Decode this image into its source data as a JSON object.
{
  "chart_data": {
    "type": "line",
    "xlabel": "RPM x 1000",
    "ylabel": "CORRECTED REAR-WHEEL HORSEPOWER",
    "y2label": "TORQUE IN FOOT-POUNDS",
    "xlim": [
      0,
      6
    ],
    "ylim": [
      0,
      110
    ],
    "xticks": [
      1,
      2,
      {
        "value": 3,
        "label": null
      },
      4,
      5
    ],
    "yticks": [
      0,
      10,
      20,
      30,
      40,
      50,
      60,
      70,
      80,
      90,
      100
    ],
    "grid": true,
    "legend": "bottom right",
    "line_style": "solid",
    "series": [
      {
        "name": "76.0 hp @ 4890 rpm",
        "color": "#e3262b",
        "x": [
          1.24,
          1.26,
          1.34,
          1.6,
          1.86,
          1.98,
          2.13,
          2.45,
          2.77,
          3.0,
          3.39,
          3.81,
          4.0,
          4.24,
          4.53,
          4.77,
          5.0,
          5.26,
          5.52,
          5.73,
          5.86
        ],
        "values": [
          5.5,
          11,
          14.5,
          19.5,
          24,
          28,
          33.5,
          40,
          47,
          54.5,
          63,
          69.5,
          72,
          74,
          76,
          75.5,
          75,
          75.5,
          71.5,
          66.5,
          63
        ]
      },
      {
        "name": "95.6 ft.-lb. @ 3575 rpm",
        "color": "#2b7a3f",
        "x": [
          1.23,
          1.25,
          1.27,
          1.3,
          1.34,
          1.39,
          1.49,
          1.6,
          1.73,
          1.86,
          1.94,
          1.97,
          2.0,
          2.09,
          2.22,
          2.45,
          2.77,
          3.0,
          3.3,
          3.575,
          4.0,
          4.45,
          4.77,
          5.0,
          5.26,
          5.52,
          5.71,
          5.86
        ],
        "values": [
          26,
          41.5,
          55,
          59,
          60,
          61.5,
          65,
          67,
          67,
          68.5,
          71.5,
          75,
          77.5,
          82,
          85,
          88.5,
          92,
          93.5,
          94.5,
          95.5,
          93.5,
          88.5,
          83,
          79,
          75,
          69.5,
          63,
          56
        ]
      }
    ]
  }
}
§
* **What the task requires**: Copy each line above containing the string "name".

* **The result**:
        "name": "76.0 hp @ 4890 rpm",
        "name": "95.6 ft.-lb. @ 3575 rpm",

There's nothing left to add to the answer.